[Your task] Output these lines as they appear, beginning with the line that contains "chart-title: Dried Fruit" and ending after the line that contains "brand-tagline: WIDE RANGE".

[Data to process]
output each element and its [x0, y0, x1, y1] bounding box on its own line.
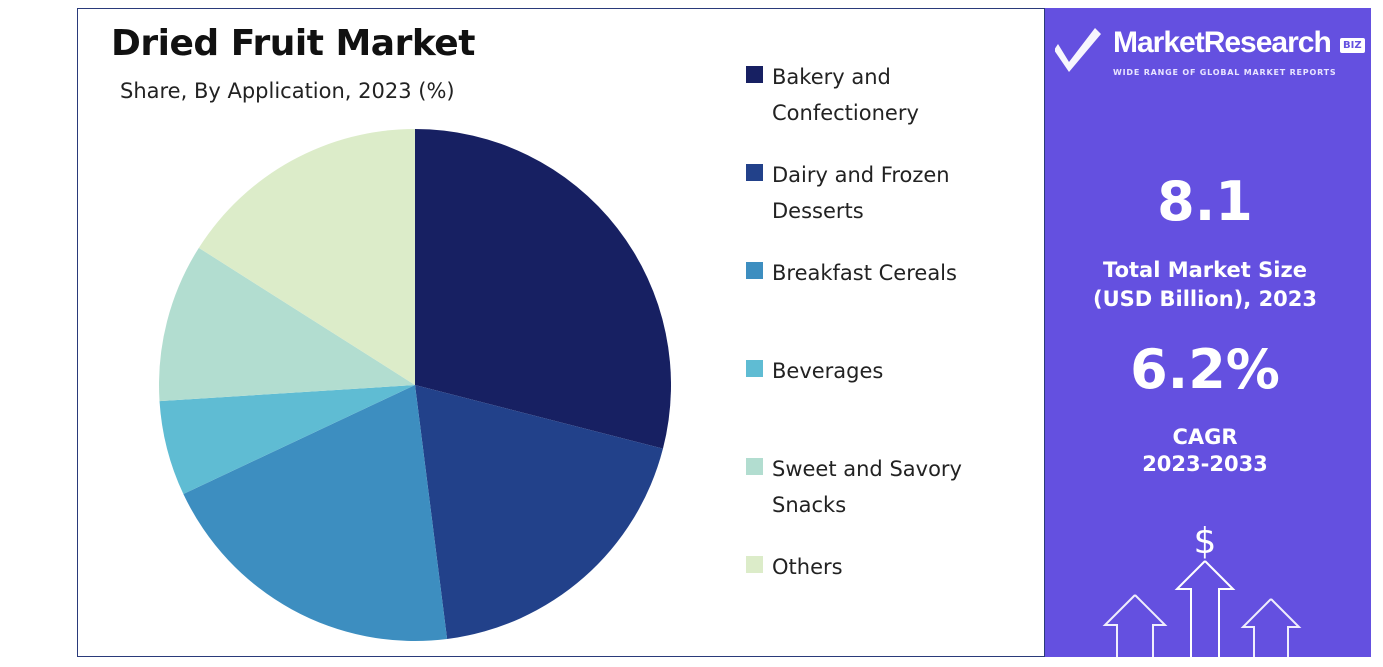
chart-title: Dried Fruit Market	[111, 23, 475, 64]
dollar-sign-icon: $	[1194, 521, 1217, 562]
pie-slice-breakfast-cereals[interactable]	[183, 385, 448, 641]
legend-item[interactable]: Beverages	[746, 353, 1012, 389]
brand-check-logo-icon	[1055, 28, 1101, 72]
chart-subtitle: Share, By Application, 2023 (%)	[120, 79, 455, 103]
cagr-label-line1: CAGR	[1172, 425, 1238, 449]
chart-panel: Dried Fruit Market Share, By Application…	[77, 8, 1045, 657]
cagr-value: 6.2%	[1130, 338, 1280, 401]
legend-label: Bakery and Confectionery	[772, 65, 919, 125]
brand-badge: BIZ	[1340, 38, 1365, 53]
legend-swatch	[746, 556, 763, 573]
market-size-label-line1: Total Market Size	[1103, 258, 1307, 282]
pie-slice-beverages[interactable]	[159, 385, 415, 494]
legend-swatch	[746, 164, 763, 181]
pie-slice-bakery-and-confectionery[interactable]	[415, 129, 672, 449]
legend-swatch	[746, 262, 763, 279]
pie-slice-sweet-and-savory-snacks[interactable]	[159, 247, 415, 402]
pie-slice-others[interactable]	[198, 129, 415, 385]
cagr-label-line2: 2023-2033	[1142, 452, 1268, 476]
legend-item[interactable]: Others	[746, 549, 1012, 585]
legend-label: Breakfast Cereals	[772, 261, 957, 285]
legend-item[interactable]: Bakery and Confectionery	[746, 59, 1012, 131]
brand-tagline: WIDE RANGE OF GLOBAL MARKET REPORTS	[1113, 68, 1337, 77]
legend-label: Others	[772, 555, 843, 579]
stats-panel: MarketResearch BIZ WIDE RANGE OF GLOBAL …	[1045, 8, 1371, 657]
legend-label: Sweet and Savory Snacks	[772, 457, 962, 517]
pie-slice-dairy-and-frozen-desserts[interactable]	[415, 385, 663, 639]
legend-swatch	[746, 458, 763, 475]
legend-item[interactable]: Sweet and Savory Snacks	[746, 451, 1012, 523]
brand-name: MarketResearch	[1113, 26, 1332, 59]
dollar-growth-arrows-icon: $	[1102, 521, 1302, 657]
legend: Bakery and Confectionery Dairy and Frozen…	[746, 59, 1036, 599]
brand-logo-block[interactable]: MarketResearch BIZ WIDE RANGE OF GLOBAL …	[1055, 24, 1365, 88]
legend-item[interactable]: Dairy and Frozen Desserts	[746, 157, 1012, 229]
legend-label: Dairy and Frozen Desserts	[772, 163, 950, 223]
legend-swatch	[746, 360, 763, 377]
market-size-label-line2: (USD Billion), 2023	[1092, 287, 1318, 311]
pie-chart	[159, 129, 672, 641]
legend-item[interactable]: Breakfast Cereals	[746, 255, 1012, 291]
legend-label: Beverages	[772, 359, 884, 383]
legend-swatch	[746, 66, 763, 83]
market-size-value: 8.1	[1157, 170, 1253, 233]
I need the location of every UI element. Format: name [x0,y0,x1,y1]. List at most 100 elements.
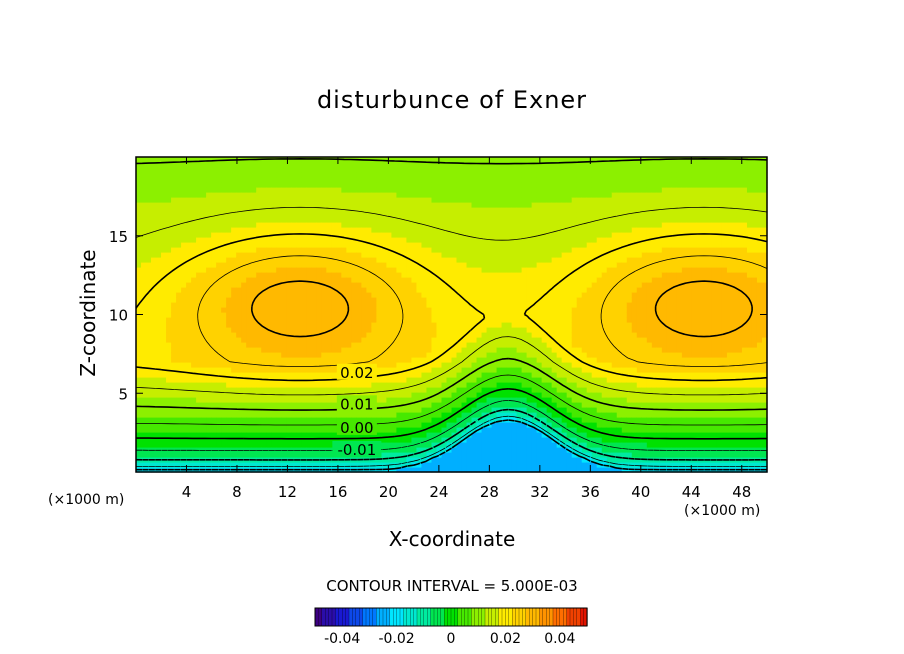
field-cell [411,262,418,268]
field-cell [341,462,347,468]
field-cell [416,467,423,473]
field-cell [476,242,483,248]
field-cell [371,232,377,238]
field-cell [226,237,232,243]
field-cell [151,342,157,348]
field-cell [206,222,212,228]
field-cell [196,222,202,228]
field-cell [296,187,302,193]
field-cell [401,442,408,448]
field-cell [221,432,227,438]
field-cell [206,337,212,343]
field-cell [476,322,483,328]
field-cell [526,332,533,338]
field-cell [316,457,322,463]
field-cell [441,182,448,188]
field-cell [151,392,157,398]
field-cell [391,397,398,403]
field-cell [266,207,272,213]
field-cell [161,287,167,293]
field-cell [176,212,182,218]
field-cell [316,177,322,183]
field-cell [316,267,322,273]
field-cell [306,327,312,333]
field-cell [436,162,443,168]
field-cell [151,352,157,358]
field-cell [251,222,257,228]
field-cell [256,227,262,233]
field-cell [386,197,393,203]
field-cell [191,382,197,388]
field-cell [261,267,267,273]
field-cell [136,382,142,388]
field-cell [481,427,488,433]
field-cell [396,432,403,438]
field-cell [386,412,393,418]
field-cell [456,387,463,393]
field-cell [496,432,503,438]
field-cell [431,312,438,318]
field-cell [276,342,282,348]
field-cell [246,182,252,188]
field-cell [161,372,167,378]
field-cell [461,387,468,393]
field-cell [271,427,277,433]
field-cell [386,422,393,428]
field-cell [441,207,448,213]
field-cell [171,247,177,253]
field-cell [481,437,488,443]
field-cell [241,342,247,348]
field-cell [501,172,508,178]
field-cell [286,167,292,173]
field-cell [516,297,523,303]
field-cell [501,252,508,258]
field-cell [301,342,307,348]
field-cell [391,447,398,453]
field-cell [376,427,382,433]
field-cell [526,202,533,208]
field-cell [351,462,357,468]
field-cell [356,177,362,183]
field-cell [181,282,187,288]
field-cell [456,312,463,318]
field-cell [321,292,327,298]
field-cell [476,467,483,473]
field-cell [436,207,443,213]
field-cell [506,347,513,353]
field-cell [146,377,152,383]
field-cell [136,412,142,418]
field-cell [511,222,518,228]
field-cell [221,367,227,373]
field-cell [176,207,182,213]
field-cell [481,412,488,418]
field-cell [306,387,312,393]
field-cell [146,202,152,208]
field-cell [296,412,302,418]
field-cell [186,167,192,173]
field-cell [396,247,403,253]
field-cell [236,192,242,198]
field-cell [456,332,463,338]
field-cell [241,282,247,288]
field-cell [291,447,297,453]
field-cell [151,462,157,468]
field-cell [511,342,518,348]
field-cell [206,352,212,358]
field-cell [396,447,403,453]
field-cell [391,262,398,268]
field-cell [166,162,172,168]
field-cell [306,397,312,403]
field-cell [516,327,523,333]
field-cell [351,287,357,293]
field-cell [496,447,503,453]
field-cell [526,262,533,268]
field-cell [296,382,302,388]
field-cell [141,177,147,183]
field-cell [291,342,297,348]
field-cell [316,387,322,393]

[Solution to this exercise]
chart-title: Dried Fruit Market	[111, 23, 475, 64]
dollar-sign-icon: $	[1194, 521, 1217, 562]
pie-slice-breakfast-cereals[interactable]	[183, 385, 448, 641]
legend-item[interactable]: Beverages	[746, 353, 1012, 389]
brand-check-logo-icon	[1055, 28, 1101, 72]
chart-subtitle: Share, By Application, 2023 (%)	[120, 79, 455, 103]
cagr-label-line1: CAGR	[1172, 425, 1238, 449]
chart-panel: Dried Fruit Market Share, By Application…	[77, 8, 1045, 657]
cagr-value: 6.2%	[1130, 338, 1280, 401]
legend-label: Bakery and Confectionery	[772, 65, 919, 125]
brand-badge: BIZ	[1340, 38, 1365, 53]
legend-swatch	[746, 556, 763, 573]
market-size-label-line1: Total Market Size	[1103, 258, 1307, 282]
pie-slice-beverages[interactable]	[159, 385, 415, 494]
legend-swatch	[746, 164, 763, 181]
pie-slice-bakery-and-confectionery[interactable]	[415, 129, 672, 449]
legend-swatch	[746, 262, 763, 279]
pie-slice-sweet-and-savory-snacks[interactable]	[159, 247, 415, 402]
pie-slice-others[interactable]	[198, 129, 415, 385]
cagr-label-line2: 2023-2033	[1142, 452, 1268, 476]
legend-item[interactable]: Others	[746, 549, 1012, 585]
legend-label: Breakfast Cereals	[772, 261, 957, 285]
legend-item[interactable]: Bakery and Confectionery	[746, 59, 1012, 131]
brand-tagline: WIDE RANGE OF GLOBAL MARKET REPORTS	[1113, 68, 1337, 77]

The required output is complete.